Return the listing below in full, with every line exactly as it is.

— START ENTRIES PROVIDED —

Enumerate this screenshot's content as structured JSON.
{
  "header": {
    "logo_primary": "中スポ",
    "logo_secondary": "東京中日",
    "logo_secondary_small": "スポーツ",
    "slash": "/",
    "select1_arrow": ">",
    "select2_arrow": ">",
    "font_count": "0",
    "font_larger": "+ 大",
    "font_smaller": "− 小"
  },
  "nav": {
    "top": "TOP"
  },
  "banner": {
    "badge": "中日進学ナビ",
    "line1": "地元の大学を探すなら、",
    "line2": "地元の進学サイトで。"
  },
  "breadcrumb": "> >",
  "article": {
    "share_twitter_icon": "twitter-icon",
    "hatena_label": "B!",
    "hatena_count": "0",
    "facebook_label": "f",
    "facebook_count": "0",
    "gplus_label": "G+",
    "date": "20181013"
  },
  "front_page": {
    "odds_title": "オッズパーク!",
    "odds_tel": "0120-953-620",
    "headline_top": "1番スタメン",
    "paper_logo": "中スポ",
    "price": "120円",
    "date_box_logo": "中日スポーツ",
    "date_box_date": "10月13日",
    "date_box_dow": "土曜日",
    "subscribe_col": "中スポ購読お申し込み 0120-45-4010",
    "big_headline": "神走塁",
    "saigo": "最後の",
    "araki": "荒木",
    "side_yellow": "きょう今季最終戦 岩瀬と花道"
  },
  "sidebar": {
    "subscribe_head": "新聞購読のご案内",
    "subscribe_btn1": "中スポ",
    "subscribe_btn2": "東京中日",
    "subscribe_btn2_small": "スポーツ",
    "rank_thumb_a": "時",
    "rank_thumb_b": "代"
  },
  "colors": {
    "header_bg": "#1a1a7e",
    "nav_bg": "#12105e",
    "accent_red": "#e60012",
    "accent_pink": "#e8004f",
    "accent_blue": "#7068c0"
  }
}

— END ENTRIES PROVIDED —

### WRITTEN RESPONSE
Enumerate this screenshot's content as structured JSON.
{
  "header": {
    "logo_primary": "中スポ",
    "logo_secondary": "東京中日",
    "logo_secondary_small": "スポーツ",
    "slash": "/",
    "select1_arrow": ">",
    "select2_arrow": ">",
    "font_count": "0",
    "font_larger": "+ 大",
    "font_smaller": "− 小"
  },
  "nav": {
    "top": "TOP"
  },
  "banner": {
    "badge": "中日進学ナビ",
    "line1": "地元の大学を探すなら、",
    "line2": "地元の進学サイトで。"
  },
  "breadcrumb": "> >",
  "article": {
    "share_twitter_icon": "twitter-icon",
    "hatena_label": "B!",
    "hatena_count": "0",
    "facebook_label": "f",
    "facebook_count": "0",
    "gplus_label": "G+",
    "date": "20181013"
  },
  "front_page": {
    "odds_title": "オッズパーク!",
    "odds_tel": "0120-953-620",
    "headline_top": "1番スタメン",
    "paper_logo": "中スポ",
    "price": "120円",
    "date_box_logo": "中日スポーツ",
    "date_box_date": "10月13日",
    "date_box_dow": "土曜日",
    "subscribe_col": "中スポ購読お申し込み 0120-45-4010",
    "big_headline": "神走塁",
    "saigo": "最後の",
    "araki": "荒木",
    "side_yellow": "きょう今季最終戦 岩瀬と花道"
  },
  "sidebar": {
    "subscribe_head": "新聞購読のご案内",
    "subscribe_btn1": "中スポ",
    "subscribe_btn2": "東京中日",
    "subscribe_btn2_small": "スポーツ",
    "rank_thumb_a": "時",
    "rank_thumb_b": "代"
  },
  "colors": {
    "header_bg": "#1a1a7e",
    "nav_bg": "#12105e",
    "accent_red": "#e60012",
    "accent_pink": "#e8004f",
    "accent_blue": "#7068c0"
  }
}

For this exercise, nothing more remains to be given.